* DATA EXTRACT *
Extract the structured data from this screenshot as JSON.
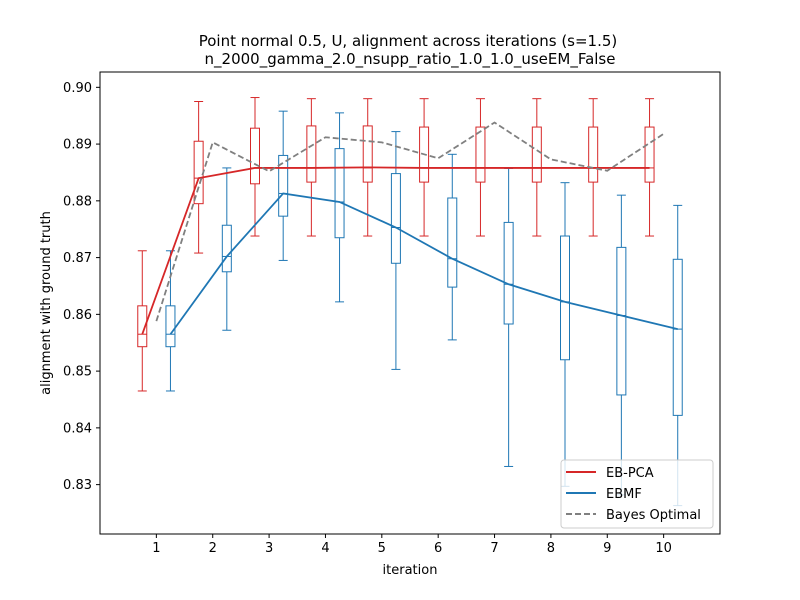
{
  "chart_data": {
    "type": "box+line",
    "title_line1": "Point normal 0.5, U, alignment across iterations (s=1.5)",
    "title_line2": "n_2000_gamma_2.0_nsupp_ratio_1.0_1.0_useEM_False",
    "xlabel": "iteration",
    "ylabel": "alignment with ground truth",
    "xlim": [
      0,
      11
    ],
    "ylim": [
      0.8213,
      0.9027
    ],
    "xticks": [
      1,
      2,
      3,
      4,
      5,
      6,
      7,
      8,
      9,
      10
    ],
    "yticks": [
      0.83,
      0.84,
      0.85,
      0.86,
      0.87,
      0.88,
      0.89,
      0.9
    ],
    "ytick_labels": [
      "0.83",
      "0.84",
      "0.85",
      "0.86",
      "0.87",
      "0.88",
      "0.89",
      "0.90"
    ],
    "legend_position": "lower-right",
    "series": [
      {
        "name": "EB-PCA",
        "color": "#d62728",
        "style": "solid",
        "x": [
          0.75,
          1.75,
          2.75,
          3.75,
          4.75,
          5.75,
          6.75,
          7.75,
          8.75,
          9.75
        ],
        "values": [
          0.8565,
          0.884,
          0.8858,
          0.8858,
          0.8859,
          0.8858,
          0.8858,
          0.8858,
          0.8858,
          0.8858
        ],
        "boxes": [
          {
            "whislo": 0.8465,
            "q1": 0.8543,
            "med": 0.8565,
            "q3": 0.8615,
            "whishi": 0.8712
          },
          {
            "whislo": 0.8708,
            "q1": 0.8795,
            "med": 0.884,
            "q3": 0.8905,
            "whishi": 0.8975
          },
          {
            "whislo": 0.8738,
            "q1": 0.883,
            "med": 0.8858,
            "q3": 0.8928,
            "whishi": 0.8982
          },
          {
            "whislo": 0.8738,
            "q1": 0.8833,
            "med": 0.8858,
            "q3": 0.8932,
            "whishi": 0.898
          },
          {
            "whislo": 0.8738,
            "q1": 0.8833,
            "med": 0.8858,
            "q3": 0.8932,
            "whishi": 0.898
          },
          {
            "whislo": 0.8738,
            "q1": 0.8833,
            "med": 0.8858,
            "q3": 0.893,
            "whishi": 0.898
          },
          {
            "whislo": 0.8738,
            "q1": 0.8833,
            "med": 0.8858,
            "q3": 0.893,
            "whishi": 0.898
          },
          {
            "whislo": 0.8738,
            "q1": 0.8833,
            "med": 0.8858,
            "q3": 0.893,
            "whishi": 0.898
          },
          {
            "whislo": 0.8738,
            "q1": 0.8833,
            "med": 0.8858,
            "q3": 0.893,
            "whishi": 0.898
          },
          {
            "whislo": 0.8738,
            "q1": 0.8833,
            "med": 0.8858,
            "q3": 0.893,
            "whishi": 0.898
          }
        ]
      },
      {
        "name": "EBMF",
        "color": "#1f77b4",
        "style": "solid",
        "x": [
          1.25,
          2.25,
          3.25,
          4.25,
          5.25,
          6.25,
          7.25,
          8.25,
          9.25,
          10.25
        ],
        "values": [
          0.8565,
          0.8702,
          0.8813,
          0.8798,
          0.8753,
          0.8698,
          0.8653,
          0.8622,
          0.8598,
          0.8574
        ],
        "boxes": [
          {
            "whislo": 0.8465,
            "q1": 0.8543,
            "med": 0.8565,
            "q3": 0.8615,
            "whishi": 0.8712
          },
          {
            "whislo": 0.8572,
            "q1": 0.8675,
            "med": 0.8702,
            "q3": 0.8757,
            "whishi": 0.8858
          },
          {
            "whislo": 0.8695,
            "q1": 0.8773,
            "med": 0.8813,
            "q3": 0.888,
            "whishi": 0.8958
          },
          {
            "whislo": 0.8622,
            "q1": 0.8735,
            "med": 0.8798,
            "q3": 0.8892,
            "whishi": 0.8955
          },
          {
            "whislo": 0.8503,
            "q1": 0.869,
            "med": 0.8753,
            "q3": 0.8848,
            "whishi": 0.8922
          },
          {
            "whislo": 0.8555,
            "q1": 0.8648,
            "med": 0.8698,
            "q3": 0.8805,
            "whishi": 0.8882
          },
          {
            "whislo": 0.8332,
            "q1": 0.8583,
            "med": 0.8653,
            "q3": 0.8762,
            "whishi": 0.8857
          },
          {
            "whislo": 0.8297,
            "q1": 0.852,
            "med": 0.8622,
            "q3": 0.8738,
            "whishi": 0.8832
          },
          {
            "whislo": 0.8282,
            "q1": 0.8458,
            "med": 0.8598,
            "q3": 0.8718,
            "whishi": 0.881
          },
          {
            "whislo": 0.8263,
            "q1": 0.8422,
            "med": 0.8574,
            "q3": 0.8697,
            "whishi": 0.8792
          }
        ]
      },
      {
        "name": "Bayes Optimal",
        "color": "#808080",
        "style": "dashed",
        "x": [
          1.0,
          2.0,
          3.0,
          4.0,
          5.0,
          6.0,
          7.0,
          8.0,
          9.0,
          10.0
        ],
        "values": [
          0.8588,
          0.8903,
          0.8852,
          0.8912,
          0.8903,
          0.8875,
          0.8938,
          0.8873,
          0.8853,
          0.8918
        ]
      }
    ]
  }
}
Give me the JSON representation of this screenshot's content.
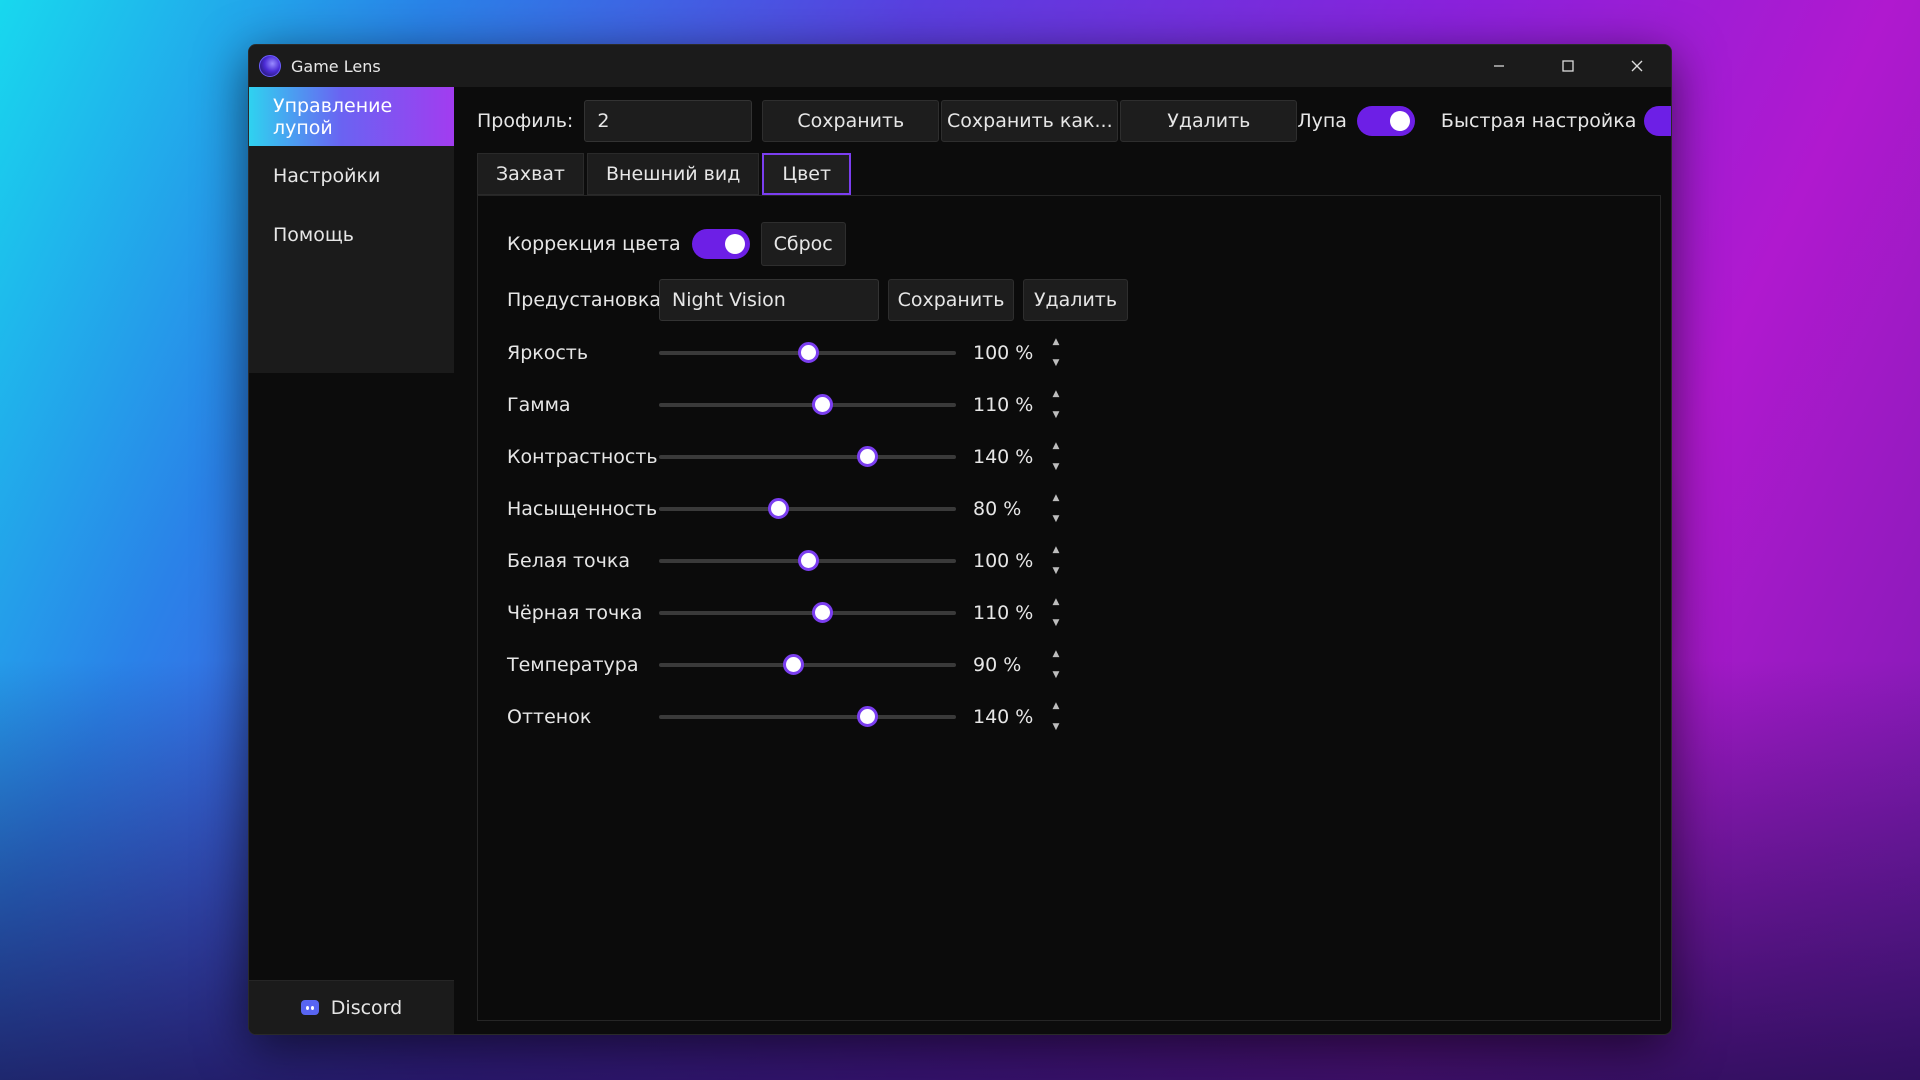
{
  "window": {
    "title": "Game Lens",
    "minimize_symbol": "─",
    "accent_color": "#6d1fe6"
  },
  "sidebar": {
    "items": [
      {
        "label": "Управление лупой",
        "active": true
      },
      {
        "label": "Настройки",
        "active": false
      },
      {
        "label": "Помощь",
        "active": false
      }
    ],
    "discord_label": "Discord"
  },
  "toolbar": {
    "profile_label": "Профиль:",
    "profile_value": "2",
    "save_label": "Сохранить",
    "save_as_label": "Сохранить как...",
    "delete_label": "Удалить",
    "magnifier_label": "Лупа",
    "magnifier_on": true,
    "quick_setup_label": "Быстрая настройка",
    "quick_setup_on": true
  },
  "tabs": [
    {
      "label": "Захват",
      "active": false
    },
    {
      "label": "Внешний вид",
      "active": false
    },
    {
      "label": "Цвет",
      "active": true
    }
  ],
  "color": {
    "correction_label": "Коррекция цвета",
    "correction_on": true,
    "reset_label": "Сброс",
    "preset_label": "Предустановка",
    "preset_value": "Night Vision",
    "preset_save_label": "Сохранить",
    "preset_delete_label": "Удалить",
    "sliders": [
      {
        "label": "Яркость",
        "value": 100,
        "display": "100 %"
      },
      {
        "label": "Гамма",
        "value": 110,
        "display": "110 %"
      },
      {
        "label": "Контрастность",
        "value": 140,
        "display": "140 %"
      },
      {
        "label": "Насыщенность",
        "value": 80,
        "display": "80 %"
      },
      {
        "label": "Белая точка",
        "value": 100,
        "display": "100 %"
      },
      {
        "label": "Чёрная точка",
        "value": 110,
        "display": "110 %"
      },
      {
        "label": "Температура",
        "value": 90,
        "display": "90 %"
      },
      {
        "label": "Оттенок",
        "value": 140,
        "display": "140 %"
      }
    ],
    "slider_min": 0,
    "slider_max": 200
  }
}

* INSTRUCTION *
Which lines hold the word "точка"? Copy every one of them.

* ANSWER TO THE PROBLEM *
        "label": "Белая точка",
        "label": "Чёрная точка",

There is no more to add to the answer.